[OpenID] User and password instead of OpenID URL?

Martin Atkins mart at degeneration.co.uk
Sun Nov 4 14:42:12 UTC 2007


Christopher St John wrote:
> On 10/31/07, Martin Atkins <mart at degeneration.co.uk> wrote:
>> thomas Armstrong wrote:
>> That is, if the user enters the username "fred" you could transform it
>> into http://fred.example.com/ before doing the OpenID request, thus
>> avoiding the need to enter a URL.
>>
> 
> Section 7.2 "Normalization", rule (3) says that you have to prefix un-
> schemed identifiers with "http://" and use them like that. It's clear
> that http://fred is never going to resolve to anything sensible, but
> would it still be breaking the rules to transform it to
> http://fred.example.com?
> 

I would consider this to be a UI decision, and thus out of the scope of 
the spec. It's true that some rules are given for turning "what the user 
entered" into a URL, but how you determine "what the user entered" is up 
to you.

Some RPs like to present a drop-down list for users to pick a predefined 
provider, like this:

    __________________   ________________________________
   | AOL            |V| | MyScreenName                   |
   """"""""""""""""""""  """"""""""""""""""""""""""""""""
   | AOL              |
   | LiveJournal      |
   | Vox              |
   | TypeKey          |
   | OpenID           |
    ------------------

My suggestion is really just a special case of this with some "do what I 
mean" magic.

Obviously if your system allows usernames containing dots then you have 
some ambiguity and this approach probably wouldn't work out for you.[1]


-----------

[1] You could perhaps argue that an entirely numeric username is 
ambiguous because IP addresses can technically be written out as an 
unsigned 32-bit integer rather than dotted-quad notation, but in 
practice I don't think anyone really depends on being able to do this, 
and most sites wouldn't know what to do with it anyway because they 
depend on the Host: header being set to some domain name.

Your tasks:
A - Answer these questions about the message:
(i) Which section and rule of the spec does Christopher St John cite?
(ii) What kind of decision does the reply consider the transformation of a username to be?
(iii) What kind of usernames does the reply say would cause ambiguity with this approach?
B - Revise the part of the message starting with "[1] You could" and going on through "some domain name.", replacing "dotted-quad notation" with "dot-decimal notation".

Data records:
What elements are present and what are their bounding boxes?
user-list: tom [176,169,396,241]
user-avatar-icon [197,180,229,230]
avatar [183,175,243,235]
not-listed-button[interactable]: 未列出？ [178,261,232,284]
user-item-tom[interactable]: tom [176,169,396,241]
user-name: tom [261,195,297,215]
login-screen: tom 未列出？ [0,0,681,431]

Solution set:
A -
(i) Section 7.2 "Normalization", rule (3).
(ii) A UI decision, and thus out of the scope of the spec.
(iii) Usernames containing dots.

B -
[1] You could perhaps argue that an entirely numeric username is 
ambiguous because IP addresses can technically be written out as an 
unsigned 32-bit integer rather than dot-decimal notation, but in 
practice I don't think anyone really depends on being able to do this, 
and most sites wouldn't know what to do with it anyway because they 
depend on the Host: header being set to some domain name.